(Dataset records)
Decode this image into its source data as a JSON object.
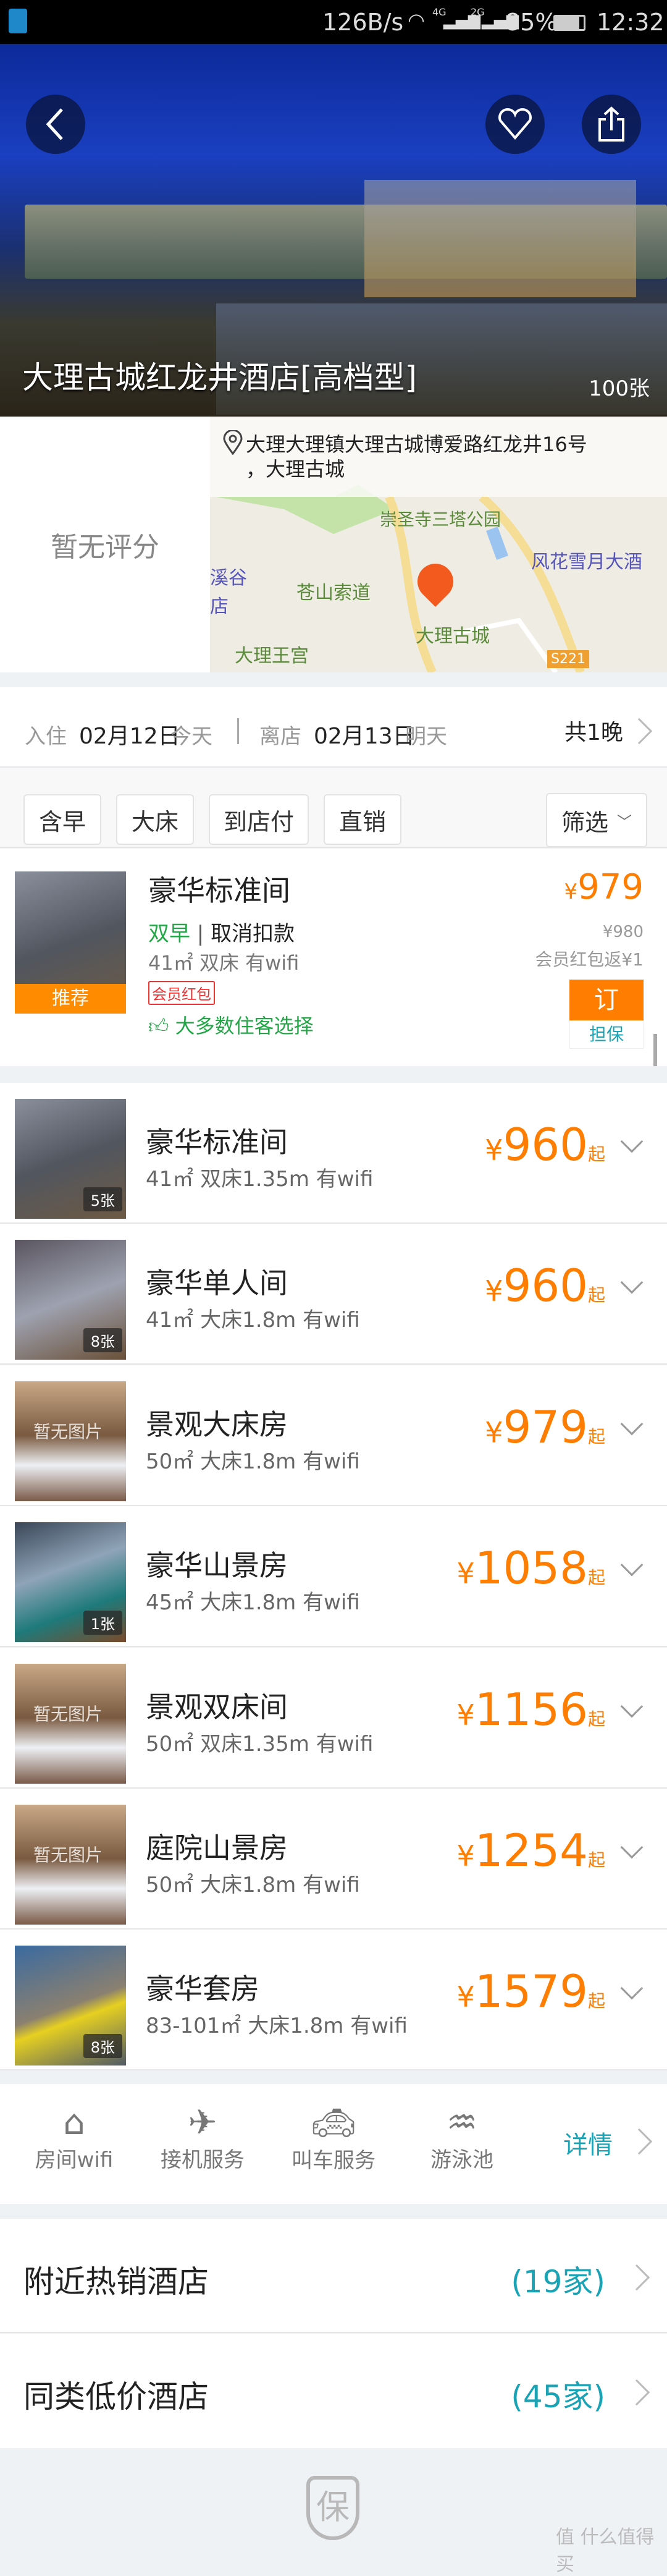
{
  "status_bar": {
    "speed": "126B/s",
    "net1": "4G",
    "net2": "2G",
    "battery": "85%",
    "time": "12:32"
  },
  "hero": {
    "title": "大理古城红龙井酒店[高档型]",
    "photo_count": "100张"
  },
  "rating": {
    "text": "暂无评分"
  },
  "address": {
    "line1": "大理大理镇大理古城博爱路红龙井16号",
    "line2": "，大理古城"
  },
  "map": {
    "labels": [
      "崇圣寺三塔公园",
      "风花雪月大酒",
      "苍山索道",
      "大理古城",
      "大理王宫",
      "溪谷",
      "店"
    ],
    "road": "S221"
  },
  "dates": {
    "checkin_label": "入住",
    "checkin_date": "02月12日",
    "checkin_day": "今天",
    "checkout_label": "离店",
    "checkout_date": "02月13日",
    "checkout_day": "明天",
    "nights": "共1晚"
  },
  "filters": {
    "chips": [
      "含早",
      "大床",
      "到店付",
      "直销"
    ],
    "filter_label": "筛选"
  },
  "featured": {
    "name": "豪华标准间",
    "tag": "推荐",
    "breakfast": "双早",
    "cancel": "取消扣款",
    "spec": "41㎡ 双床 有wifi",
    "coupon": "会员红包",
    "recommend": "大多数住客选择",
    "currency": "¥",
    "price": "979",
    "orig_price": "¥980",
    "rebate": "会员红包返¥1",
    "book": "订",
    "guarantee": "担保"
  },
  "rooms": [
    {
      "name": "豪华标准间",
      "spec": "41㎡ 双床1.35m 有wifi",
      "price": "960",
      "photos": "5张"
    },
    {
      "name": "豪华单人间",
      "spec": "41㎡ 大床1.8m 有wifi",
      "price": "960",
      "photos": "8张"
    },
    {
      "name": "景观大床房",
      "spec": "50㎡ 大床1.8m 有wifi",
      "price": "979",
      "no_image": "暂无图片"
    },
    {
      "name": "豪华山景房",
      "spec": "45㎡ 大床1.8m 有wifi",
      "price": "1058",
      "photos": "1张"
    },
    {
      "name": "景观双床间",
      "spec": "50㎡ 双床1.35m 有wifi",
      "price": "1156",
      "no_image": "暂无图片"
    },
    {
      "name": "庭院山景房",
      "spec": "50㎡ 大床1.8m 有wifi",
      "price": "1254",
      "no_image": "暂无图片"
    },
    {
      "name": "豪华套房",
      "spec": "83-101㎡ 大床1.8m 有wifi",
      "price": "1579",
      "photos": "8张"
    }
  ],
  "price_currency": "¥",
  "price_suffix": "起",
  "amenities": {
    "items": [
      "房间wifi",
      "接机服务",
      "叫车服务",
      "游泳池"
    ],
    "more": "详情"
  },
  "links": [
    {
      "label": "附近热销酒店",
      "count": "(19家)"
    },
    {
      "label": "同类低价酒店",
      "count": "(45家)"
    }
  ],
  "footer": {
    "shield": "保",
    "watermark": "值 什么值得买"
  },
  "colors": {
    "accent": "#ff7d00",
    "teal": "#1aa2b5",
    "green": "#22a646"
  }
}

## YOUR TASK
Copy out all the entries exactly. Images stay out of the copy.

## EXERCISE OUTPUT
Decode this image into its source data as a JSON object.
{
  "status_bar": {
    "speed": "126B/s",
    "net1": "4G",
    "net2": "2G",
    "battery": "85%",
    "time": "12:32"
  },
  "hero": {
    "title": "大理古城红龙井酒店[高档型]",
    "photo_count": "100张"
  },
  "rating": {
    "text": "暂无评分"
  },
  "address": {
    "line1": "大理大理镇大理古城博爱路红龙井16号",
    "line2": "，大理古城"
  },
  "map": {
    "labels": [
      "崇圣寺三塔公园",
      "风花雪月大酒",
      "苍山索道",
      "大理古城",
      "大理王宫",
      "溪谷",
      "店"
    ],
    "road": "S221"
  },
  "dates": {
    "checkin_label": "入住",
    "checkin_date": "02月12日",
    "checkin_day": "今天",
    "checkout_label": "离店",
    "checkout_date": "02月13日",
    "checkout_day": "明天",
    "nights": "共1晚"
  },
  "filters": {
    "chips": [
      "含早",
      "大床",
      "到店付",
      "直销"
    ],
    "filter_label": "筛选"
  },
  "featured": {
    "name": "豪华标准间",
    "tag": "推荐",
    "breakfast": "双早",
    "cancel": "取消扣款",
    "spec": "41㎡ 双床 有wifi",
    "coupon": "会员红包",
    "recommend": "大多数住客选择",
    "currency": "¥",
    "price": "979",
    "orig_price": "¥980",
    "rebate": "会员红包返¥1",
    "book": "订",
    "guarantee": "担保"
  },
  "rooms": [
    {
      "name": "豪华标准间",
      "spec": "41㎡ 双床1.35m 有wifi",
      "price": "960",
      "photos": "5张"
    },
    {
      "name": "豪华单人间",
      "spec": "41㎡ 大床1.8m 有wifi",
      "price": "960",
      "photos": "8张"
    },
    {
      "name": "景观大床房",
      "spec": "50㎡ 大床1.8m 有wifi",
      "price": "979",
      "no_image": "暂无图片"
    },
    {
      "name": "豪华山景房",
      "spec": "45㎡ 大床1.8m 有wifi",
      "price": "1058",
      "photos": "1张"
    },
    {
      "name": "景观双床间",
      "spec": "50㎡ 双床1.35m 有wifi",
      "price": "1156",
      "no_image": "暂无图片"
    },
    {
      "name": "庭院山景房",
      "spec": "50㎡ 大床1.8m 有wifi",
      "price": "1254",
      "no_image": "暂无图片"
    },
    {
      "name": "豪华套房",
      "spec": "83-101㎡ 大床1.8m 有wifi",
      "price": "1579",
      "photos": "8张"
    }
  ],
  "price_currency": "¥",
  "price_suffix": "起",
  "amenities": {
    "items": [
      "房间wifi",
      "接机服务",
      "叫车服务",
      "游泳池"
    ],
    "more": "详情"
  },
  "links": [
    {
      "label": "附近热销酒店",
      "count": "(19家)"
    },
    {
      "label": "同类低价酒店",
      "count": "(45家)"
    }
  ],
  "footer": {
    "shield": "保",
    "watermark": "值 什么值得买"
  },
  "colors": {
    "accent": "#ff7d00",
    "teal": "#1aa2b5",
    "green": "#22a646"
  }
}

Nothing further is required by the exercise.